--- Available data ---

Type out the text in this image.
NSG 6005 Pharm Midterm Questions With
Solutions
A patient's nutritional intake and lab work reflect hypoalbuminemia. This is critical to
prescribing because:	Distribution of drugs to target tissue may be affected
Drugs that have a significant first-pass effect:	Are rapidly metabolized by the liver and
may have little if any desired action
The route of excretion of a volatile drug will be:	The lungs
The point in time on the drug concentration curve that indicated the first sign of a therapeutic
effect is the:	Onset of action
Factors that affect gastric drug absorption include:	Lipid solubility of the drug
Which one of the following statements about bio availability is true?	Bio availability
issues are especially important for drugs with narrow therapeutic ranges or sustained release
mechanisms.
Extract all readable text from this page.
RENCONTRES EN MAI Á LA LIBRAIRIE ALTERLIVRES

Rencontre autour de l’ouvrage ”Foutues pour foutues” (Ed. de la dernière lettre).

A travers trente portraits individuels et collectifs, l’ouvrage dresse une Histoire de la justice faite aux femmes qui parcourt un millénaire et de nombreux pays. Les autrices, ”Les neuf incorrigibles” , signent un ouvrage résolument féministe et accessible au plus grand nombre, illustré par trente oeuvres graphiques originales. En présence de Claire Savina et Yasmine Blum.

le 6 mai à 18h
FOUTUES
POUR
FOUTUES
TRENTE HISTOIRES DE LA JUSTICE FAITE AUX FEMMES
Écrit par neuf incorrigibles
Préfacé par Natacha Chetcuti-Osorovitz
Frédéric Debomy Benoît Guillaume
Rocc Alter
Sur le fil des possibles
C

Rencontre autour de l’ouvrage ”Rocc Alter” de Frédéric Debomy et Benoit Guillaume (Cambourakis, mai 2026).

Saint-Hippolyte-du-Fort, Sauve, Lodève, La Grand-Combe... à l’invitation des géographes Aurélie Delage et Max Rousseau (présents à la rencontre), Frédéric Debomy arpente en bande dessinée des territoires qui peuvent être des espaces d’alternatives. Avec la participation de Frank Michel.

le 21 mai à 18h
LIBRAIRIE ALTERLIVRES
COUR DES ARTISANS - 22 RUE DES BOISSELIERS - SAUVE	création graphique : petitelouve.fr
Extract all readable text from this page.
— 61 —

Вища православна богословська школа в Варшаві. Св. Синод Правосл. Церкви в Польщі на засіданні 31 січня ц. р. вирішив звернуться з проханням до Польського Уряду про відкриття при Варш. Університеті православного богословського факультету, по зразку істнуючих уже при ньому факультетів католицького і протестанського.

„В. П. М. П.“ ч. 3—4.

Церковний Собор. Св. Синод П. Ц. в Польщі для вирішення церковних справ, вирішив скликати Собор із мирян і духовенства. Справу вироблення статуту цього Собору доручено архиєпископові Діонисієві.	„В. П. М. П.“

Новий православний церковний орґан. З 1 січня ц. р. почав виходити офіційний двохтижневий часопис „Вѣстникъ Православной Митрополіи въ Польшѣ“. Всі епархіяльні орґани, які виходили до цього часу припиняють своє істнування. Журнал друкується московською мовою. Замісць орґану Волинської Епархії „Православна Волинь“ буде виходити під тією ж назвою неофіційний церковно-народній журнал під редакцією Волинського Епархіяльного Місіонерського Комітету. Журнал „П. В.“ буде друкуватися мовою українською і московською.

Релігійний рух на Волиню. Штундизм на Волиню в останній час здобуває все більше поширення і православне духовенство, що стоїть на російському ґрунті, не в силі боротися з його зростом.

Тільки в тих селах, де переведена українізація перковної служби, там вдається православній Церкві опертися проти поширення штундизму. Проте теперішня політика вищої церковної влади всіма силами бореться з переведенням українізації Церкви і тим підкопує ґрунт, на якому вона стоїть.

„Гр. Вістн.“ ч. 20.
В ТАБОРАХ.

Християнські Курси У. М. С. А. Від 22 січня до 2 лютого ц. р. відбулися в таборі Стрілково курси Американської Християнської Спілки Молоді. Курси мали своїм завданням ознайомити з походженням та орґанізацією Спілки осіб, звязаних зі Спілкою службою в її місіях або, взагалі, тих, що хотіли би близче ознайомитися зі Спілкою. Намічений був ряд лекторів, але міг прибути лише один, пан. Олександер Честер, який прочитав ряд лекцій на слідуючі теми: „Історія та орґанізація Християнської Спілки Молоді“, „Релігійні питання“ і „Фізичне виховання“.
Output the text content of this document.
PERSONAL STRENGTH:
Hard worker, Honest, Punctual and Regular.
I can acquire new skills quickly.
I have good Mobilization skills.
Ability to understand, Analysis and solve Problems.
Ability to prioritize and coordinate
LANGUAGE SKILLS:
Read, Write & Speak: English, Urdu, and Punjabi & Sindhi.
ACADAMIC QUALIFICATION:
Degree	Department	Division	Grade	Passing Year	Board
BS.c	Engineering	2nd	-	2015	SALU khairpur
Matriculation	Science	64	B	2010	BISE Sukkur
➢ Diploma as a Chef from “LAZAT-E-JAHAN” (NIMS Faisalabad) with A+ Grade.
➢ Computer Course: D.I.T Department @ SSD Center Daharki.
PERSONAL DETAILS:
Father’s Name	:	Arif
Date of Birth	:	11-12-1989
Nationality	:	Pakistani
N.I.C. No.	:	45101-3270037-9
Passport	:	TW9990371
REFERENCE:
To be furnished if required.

---

What to do: Please return the data above exactly as given.

Finished answer:
Type out the text in this image.
NSG 6005 Pharm Midterm Questions With
Solutions
A patient's nutritional intake and lab work reflect hypoalbuminemia. This is critical to
prescribing because:	Distribution of drugs to target tissue may be affected
Drugs that have a significant first-pass effect:	Are rapidly metabolized by the liver and
may have little if any desired action
The route of excretion of a volatile drug will be:	The lungs
The point in time on the drug concentration curve that indicated the first sign of a therapeutic
effect is the:	Onset of action
Factors that affect gastric drug absorption include:	Lipid solubility of the drug
Which one of the following statements about bio availability is true?	Bio availability
issues are especially important for drugs with narrow therapeutic ranges or sustained release
mechanisms.
Extract all readable text from this page.
RENCONTRES EN MAI Á LA LIBRAIRIE ALTERLIVRES

Rencontre autour de l’ouvrage ”Foutues pour foutues” (Ed. de la dernière lettre).

A travers trente portraits individuels et collectifs, l’ouvrage dresse une Histoire de la justice faite aux femmes qui parcourt un millénaire et de nombreux pays. Les autrices, ”Les neuf incorrigibles” , signent un ouvrage résolument féministe et accessible au plus grand nombre, illustré par trente oeuvres graphiques originales. En présence de Claire Savina et Yasmine Blum.

le 6 mai à 18h
FOUTUES
POUR
FOUTUES
TRENTE HISTOIRES DE LA JUSTICE FAITE AUX FEMMES
Écrit par neuf incorrigibles
Préfacé par Natacha Chetcuti-Osorovitz
Frédéric Debomy Benoît Guillaume
Rocc Alter
Sur le fil des possibles
C

Rencontre autour de l’ouvrage ”Rocc Alter” de Frédéric Debomy et Benoit Guillaume (Cambourakis, mai 2026).

Saint-Hippolyte-du-Fort, Sauve, Lodève, La Grand-Combe... à l’invitation des géographes Aurélie Delage et Max Rousseau (présents à la rencontre), Frédéric Debomy arpente en bande dessinée des territoires qui peuvent être des espaces d’alternatives. Avec la participation de Frank Michel.

le 21 mai à 18h
LIBRAIRIE ALTERLIVRES
COUR DES ARTISANS - 22 RUE DES BOISSELIERS - SAUVE	création graphique : petitelouve.fr
Extract all readable text from this page.
— 61 —

Вища православна богословська школа в Варшаві. Св. Синод Правосл. Церкви в Польщі на засіданні 31 січня ц. р. вирішив звернуться з проханням до Польського Уряду про відкриття при Варш. Університеті православного богословського факультету, по зразку істнуючих уже при ньому факультетів католицького і протестанського.

„В. П. М. П.“ ч. 3—4.

Церковний Собор. Св. Синод П. Ц. в Польщі для вирішення церковних справ, вирішив скликати Собор із мирян і духовенства. Справу вироблення статуту цього Собору доручено архиєпископові Діонисієві.	„В. П. М. П.“

Новий православний церковний орґан. З 1 січня ц. р. почав виходити офіційний двохтижневий часопис „Вѣстникъ Православной Митрополіи въ Польшѣ“. Всі епархіяльні орґани, які виходили до цього часу припиняють своє істнування. Журнал друкується московською мовою. Замісць орґану Волинської Епархії „Православна Волинь“ буде виходити під тією ж назвою неофіційний церковно-народній журнал під редакцією Волинського Епархіяльного Місіонерського Комітету. Журнал „П. В.“ буде друкуватися мовою українською і московською.

Релігійний рух на Волиню. Штундизм на Волиню в останній час здобуває все більше поширення і православне духовенство, що стоїть на російському ґрунті, не в силі боротися з його зростом.

Тільки в тих селах, де переведена українізація перковної служби, там вдається православній Церкві опертися проти поширення штундизму. Проте теперішня політика вищої церковної влади всіма силами бореться з переведенням українізації Церкви і тим підкопує ґрунт, на якому вона стоїть.

„Гр. Вістн.“ ч. 20.
В ТАБОРАХ.

Християнські Курси У. М. С. А. Від 22 січня до 2 лютого ц. р. відбулися в таборі Стрілково курси Американської Християнської Спілки Молоді. Курси мали своїм завданням ознайомити з походженням та орґанізацією Спілки осіб, звязаних зі Спілкою службою в її місіях або, взагалі, тих, що хотіли би близче ознайомитися зі Спілкою. Намічений був ряд лекторів, але міг прибути лише один, пан. Олександер Честер, який прочитав ряд лекцій на слідуючі теми: „Історія та орґанізація Християнської Спілки Молоді“, „Релігійні питання“ і „Фізичне виховання“.
Output the text content of this document.
PERSONAL STRENGTH:
Hard worker, Honest, Punctual and Regular.
I can acquire new skills quickly.
I have good Mobilization skills.
Ability to understand, Analysis and solve Problems.
Ability to prioritize and coordinate
LANGUAGE SKILLS:
Read, Write & Speak: English, Urdu, and Punjabi & Sindhi.
ACADAMIC QUALIFICATION:
Degree	Department	Division	Grade	Passing Year	Board
BS.c	Engineering	2nd	-	2015	SALU khairpur
Matriculation	Science	64	B	2010	BISE Sukkur
➢ Diploma as a Chef from “LAZAT-E-JAHAN” (NIMS Faisalabad) with A+ Grade.
➢ Computer Course: D.I.T Department @ SSD Center Daharki.
PERSONAL DETAILS:
Father’s Name	:	Arif
Date of Birth	:	11-12-1989
Nationality	:	Pakistani
N.I.C. No.	:	45101-3270037-9
Passport	:	TW9990371
REFERENCE:
To be furnished if required.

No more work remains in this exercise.